● EXERCISE DESCRIPTION: Drop every picture and give the entries back exactly.

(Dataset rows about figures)
━━━━━━━━
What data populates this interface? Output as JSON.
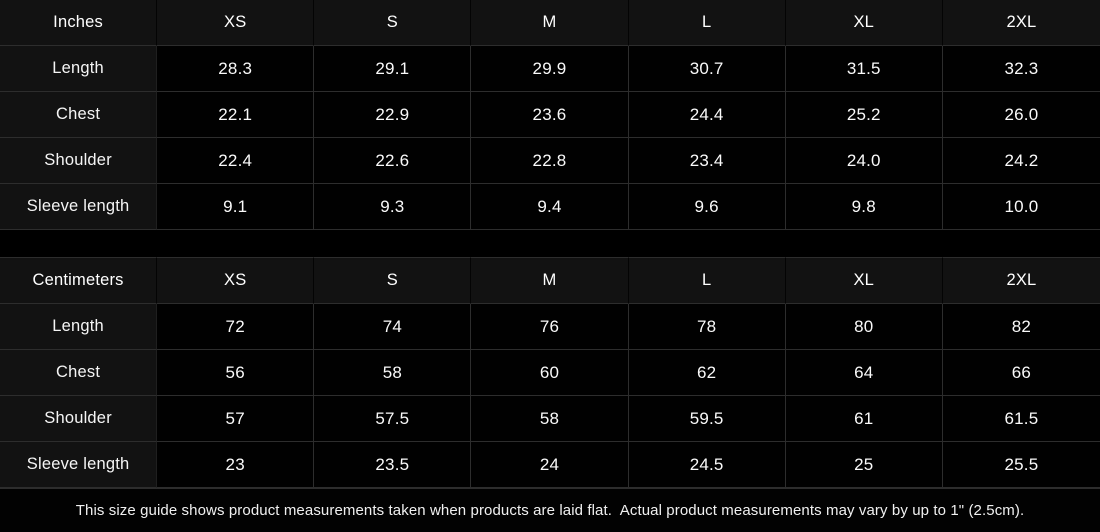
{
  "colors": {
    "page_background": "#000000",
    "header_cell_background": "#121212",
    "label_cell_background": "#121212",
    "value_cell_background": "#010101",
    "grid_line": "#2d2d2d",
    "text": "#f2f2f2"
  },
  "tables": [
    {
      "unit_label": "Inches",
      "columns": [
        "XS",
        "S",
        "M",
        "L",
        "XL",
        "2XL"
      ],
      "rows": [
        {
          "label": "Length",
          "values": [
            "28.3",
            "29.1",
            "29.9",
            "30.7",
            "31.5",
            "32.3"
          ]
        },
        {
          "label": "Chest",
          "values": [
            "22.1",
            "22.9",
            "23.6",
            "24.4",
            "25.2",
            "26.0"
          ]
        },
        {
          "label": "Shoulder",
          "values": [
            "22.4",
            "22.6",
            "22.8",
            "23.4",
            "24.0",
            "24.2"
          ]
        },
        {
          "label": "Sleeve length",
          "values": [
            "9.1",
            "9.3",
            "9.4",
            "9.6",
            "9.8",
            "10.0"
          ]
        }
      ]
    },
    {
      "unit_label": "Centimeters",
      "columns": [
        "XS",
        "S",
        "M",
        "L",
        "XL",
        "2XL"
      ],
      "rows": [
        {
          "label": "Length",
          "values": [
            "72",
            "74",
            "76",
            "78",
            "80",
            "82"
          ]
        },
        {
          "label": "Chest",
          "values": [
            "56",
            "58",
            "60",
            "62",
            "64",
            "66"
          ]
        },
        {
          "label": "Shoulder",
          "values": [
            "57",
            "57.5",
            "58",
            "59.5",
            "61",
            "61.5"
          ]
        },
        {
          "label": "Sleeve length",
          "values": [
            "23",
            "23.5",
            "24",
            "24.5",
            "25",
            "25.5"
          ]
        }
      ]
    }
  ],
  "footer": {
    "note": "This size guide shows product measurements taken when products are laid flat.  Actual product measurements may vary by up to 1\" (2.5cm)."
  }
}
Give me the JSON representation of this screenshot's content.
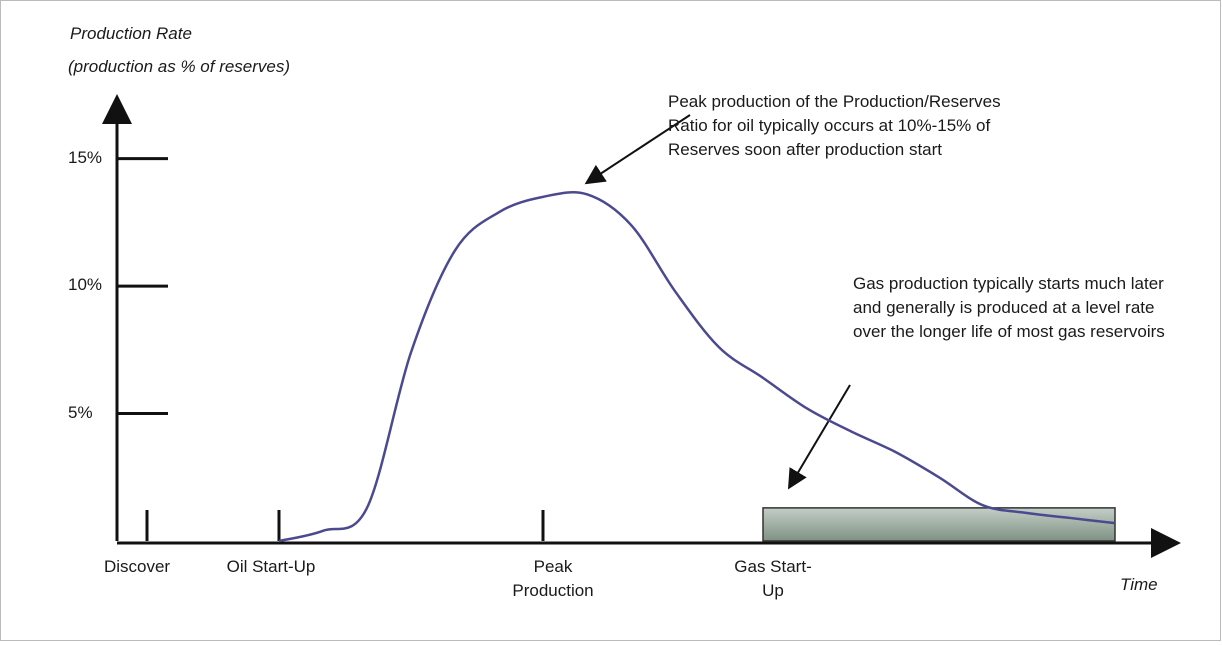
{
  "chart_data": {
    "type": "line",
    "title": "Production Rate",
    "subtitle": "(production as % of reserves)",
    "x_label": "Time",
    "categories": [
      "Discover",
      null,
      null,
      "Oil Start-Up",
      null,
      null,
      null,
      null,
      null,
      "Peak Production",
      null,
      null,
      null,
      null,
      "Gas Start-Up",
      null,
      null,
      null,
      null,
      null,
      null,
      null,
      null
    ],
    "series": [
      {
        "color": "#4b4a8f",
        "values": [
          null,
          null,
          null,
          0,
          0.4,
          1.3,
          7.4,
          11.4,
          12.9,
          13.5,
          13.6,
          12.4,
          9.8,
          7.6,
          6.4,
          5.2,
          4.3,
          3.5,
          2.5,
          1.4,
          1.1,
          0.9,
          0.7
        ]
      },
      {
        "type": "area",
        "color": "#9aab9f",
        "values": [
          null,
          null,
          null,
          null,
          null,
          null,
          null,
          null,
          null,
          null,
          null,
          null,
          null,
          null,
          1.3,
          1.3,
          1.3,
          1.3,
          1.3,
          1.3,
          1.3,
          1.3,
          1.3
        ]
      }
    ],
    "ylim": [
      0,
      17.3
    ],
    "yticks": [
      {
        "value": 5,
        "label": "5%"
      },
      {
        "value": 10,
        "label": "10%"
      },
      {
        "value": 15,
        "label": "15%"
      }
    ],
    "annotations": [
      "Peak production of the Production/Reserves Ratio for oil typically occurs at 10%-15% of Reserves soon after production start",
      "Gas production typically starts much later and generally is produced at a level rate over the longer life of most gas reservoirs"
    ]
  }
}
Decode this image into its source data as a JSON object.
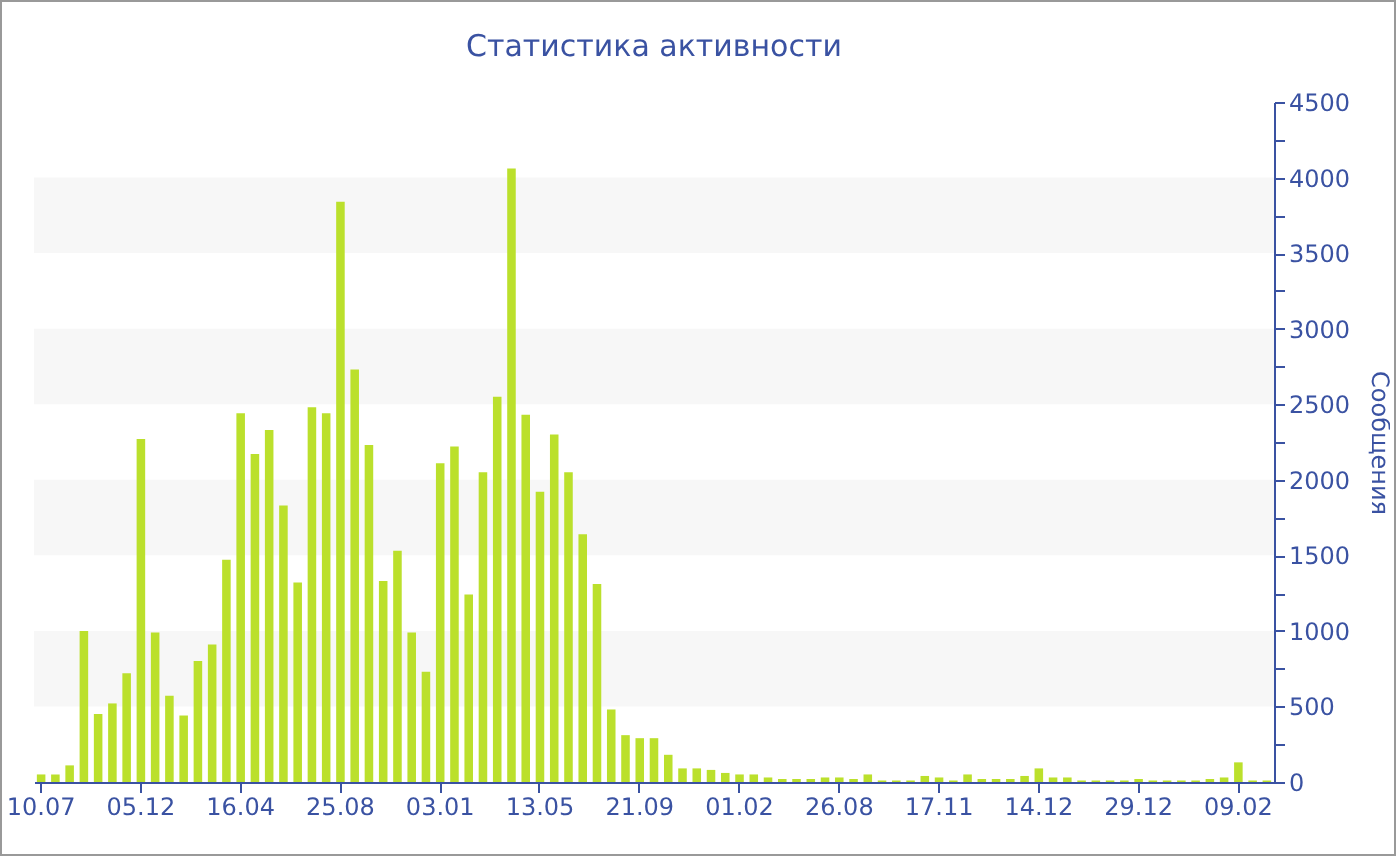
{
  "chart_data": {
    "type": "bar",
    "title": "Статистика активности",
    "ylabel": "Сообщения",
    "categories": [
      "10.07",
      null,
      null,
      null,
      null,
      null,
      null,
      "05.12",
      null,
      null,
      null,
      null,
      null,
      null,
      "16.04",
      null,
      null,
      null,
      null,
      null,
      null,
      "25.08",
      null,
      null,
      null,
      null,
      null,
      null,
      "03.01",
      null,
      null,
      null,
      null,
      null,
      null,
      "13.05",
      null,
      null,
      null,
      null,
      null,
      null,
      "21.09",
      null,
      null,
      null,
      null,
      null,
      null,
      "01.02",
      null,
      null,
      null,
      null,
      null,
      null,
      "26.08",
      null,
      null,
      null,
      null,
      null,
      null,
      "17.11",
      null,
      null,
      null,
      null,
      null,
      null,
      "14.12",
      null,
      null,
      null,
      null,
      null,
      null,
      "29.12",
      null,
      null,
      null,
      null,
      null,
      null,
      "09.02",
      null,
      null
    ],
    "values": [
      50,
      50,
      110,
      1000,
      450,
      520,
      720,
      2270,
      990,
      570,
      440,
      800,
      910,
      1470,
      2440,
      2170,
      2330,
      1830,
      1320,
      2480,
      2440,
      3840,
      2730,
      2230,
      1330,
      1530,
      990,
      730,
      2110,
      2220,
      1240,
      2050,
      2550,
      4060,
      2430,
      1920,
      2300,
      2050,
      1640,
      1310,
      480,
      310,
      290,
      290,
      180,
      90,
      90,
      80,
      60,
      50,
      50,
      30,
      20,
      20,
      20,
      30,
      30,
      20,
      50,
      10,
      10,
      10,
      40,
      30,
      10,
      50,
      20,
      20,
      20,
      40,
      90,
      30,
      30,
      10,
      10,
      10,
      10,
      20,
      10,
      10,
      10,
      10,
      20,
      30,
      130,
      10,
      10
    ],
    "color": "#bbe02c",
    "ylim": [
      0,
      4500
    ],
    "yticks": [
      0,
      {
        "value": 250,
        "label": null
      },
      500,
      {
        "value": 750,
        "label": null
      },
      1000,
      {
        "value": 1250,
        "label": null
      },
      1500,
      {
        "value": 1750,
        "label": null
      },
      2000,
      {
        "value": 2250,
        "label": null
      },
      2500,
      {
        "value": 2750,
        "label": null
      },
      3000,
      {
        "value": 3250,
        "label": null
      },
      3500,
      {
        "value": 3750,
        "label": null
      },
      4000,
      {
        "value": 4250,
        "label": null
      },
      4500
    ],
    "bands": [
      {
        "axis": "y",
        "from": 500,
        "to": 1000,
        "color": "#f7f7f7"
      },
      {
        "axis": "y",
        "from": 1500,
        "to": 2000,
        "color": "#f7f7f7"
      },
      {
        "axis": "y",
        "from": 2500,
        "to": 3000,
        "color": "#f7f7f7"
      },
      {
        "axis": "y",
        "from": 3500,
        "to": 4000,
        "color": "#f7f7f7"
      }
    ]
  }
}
━━━━━━━━
● RESPONSE TO THIS EXERCISE:
What data populates this interface? Output as JSON.
{
  "colors": {
    "page_background": "#000000",
    "header_cell_background": "#121212",
    "label_cell_background": "#121212",
    "value_cell_background": "#010101",
    "grid_line": "#2d2d2d",
    "text": "#f2f2f2"
  },
  "tables": [
    {
      "unit_label": "Inches",
      "columns": [
        "XS",
        "S",
        "M",
        "L",
        "XL",
        "2XL"
      ],
      "rows": [
        {
          "label": "Length",
          "values": [
            "28.3",
            "29.1",
            "29.9",
            "30.7",
            "31.5",
            "32.3"
          ]
        },
        {
          "label": "Chest",
          "values": [
            "22.1",
            "22.9",
            "23.6",
            "24.4",
            "25.2",
            "26.0"
          ]
        },
        {
          "label": "Shoulder",
          "values": [
            "22.4",
            "22.6",
            "22.8",
            "23.4",
            "24.0",
            "24.2"
          ]
        },
        {
          "label": "Sleeve length",
          "values": [
            "9.1",
            "9.3",
            "9.4",
            "9.6",
            "9.8",
            "10.0"
          ]
        }
      ]
    },
    {
      "unit_label": "Centimeters",
      "columns": [
        "XS",
        "S",
        "M",
        "L",
        "XL",
        "2XL"
      ],
      "rows": [
        {
          "label": "Length",
          "values": [
            "72",
            "74",
            "76",
            "78",
            "80",
            "82"
          ]
        },
        {
          "label": "Chest",
          "values": [
            "56",
            "58",
            "60",
            "62",
            "64",
            "66"
          ]
        },
        {
          "label": "Shoulder",
          "values": [
            "57",
            "57.5",
            "58",
            "59.5",
            "61",
            "61.5"
          ]
        },
        {
          "label": "Sleeve length",
          "values": [
            "23",
            "23.5",
            "24",
            "24.5",
            "25",
            "25.5"
          ]
        }
      ]
    }
  ],
  "footer": {
    "note": "This size guide shows product measurements taken when products are laid flat.  Actual product measurements may vary by up to 1\" (2.5cm)."
  }
}
Give me the JSON representation of this screenshot's content.
{
  "chart_data": {
    "type": "line",
    "title": "Production Rate",
    "subtitle": "(production as % of reserves)",
    "x_label": "Time",
    "categories": [
      "Discover",
      null,
      null,
      "Oil Start-Up",
      null,
      null,
      null,
      null,
      null,
      "Peak Production",
      null,
      null,
      null,
      null,
      "Gas Start-Up",
      null,
      null,
      null,
      null,
      null,
      null,
      null,
      null
    ],
    "series": [
      {
        "color": "#4b4a8f",
        "values": [
          null,
          null,
          null,
          0,
          0.4,
          1.3,
          7.4,
          11.4,
          12.9,
          13.5,
          13.6,
          12.4,
          9.8,
          7.6,
          6.4,
          5.2,
          4.3,
          3.5,
          2.5,
          1.4,
          1.1,
          0.9,
          0.7
        ]
      },
      {
        "type": "area",
        "color": "#9aab9f",
        "values": [
          null,
          null,
          null,
          null,
          null,
          null,
          null,
          null,
          null,
          null,
          null,
          null,
          null,
          null,
          1.3,
          1.3,
          1.3,
          1.3,
          1.3,
          1.3,
          1.3,
          1.3,
          1.3
        ]
      }
    ],
    "ylim": [
      0,
      17.3
    ],
    "yticks": [
      {
        "value": 5,
        "label": "5%"
      },
      {
        "value": 10,
        "label": "10%"
      },
      {
        "value": 15,
        "label": "15%"
      }
    ],
    "annotations": [
      "Peak production of the Production/Reserves Ratio for oil typically occurs at 10%-15% of Reserves soon after production start",
      "Gas production typically starts much later and generally is produced at a level rate over the longer life of most gas reservoirs"
    ]
  }
}
Decode this image into its source data as a JSON object.
{
  "chart_data": {
    "type": "bar",
    "title": "Статистика активности",
    "ylabel": "Сообщения",
    "categories": [
      "10.07",
      null,
      null,
      null,
      null,
      null,
      null,
      "05.12",
      null,
      null,
      null,
      null,
      null,
      null,
      "16.04",
      null,
      null,
      null,
      null,
      null,
      null,
      "25.08",
      null,
      null,
      null,
      null,
      null,
      null,
      "03.01",
      null,
      null,
      null,
      null,
      null,
      null,
      "13.05",
      null,
      null,
      null,
      null,
      null,
      null,
      "21.09",
      null,
      null,
      null,
      null,
      null,
      null,
      "01.02",
      null,
      null,
      null,
      null,
      null,
      null,
      "26.08",
      null,
      null,
      null,
      null,
      null,
      null,
      "17.11",
      null,
      null,
      null,
      null,
      null,
      null,
      "14.12",
      null,
      null,
      null,
      null,
      null,
      null,
      "29.12",
      null,
      null,
      null,
      null,
      null,
      null,
      "09.02",
      null,
      null
    ],
    "values": [
      50,
      50,
      110,
      1000,
      450,
      520,
      720,
      2270,
      990,
      570,
      440,
      800,
      910,
      1470,
      2440,
      2170,
      2330,
      1830,
      1320,
      2480,
      2440,
      3840,
      2730,
      2230,
      1330,
      1530,
      990,
      730,
      2110,
      2220,
      1240,
      2050,
      2550,
      4060,
      2430,
      1920,
      2300,
      2050,
      1640,
      1310,
      480,
      310,
      290,
      290,
      180,
      90,
      90,
      80,
      60,
      50,
      50,
      30,
      20,
      20,
      20,
      30,
      30,
      20,
      50,
      10,
      10,
      10,
      40,
      30,
      10,
      50,
      20,
      20,
      20,
      40,
      90,
      30,
      30,
      10,
      10,
      10,
      10,
      20,
      10,
      10,
      10,
      10,
      20,
      30,
      130,
      10,
      10
    ],
    "color": "#bbe02c",
    "ylim": [
      0,
      4500
    ],
    "yticks": [
      0,
      {
        "value": 250,
        "label": null
      },
      500,
      {
        "value": 750,
        "label": null
      },
      1000,
      {
        "value": 1250,
        "label": null
      },
      1500,
      {
        "value": 1750,
        "label": null
      },
      2000,
      {
        "value": 2250,
        "label": null
      },
      2500,
      {
        "value": 2750,
        "label": null
      },
      3000,
      {
        "value": 3250,
        "label": null
      },
      3500,
      {
        "value": 3750,
        "label": null
      },
      4000,
      {
        "value": 4250,
        "label": null
      },
      4500
    ],
    "bands": [
      {
        "axis": "y",
        "from": 500,
        "to": 1000,
        "color": "#f7f7f7"
      },
      {
        "axis": "y",
        "from": 1500,
        "to": 2000,
        "color": "#f7f7f7"
      },
      {
        "axis": "y",
        "from": 2500,
        "to": 3000,
        "color": "#f7f7f7"
      },
      {
        "axis": "y",
        "from": 3500,
        "to": 4000,
        "color": "#f7f7f7"
      }
    ]
  }
}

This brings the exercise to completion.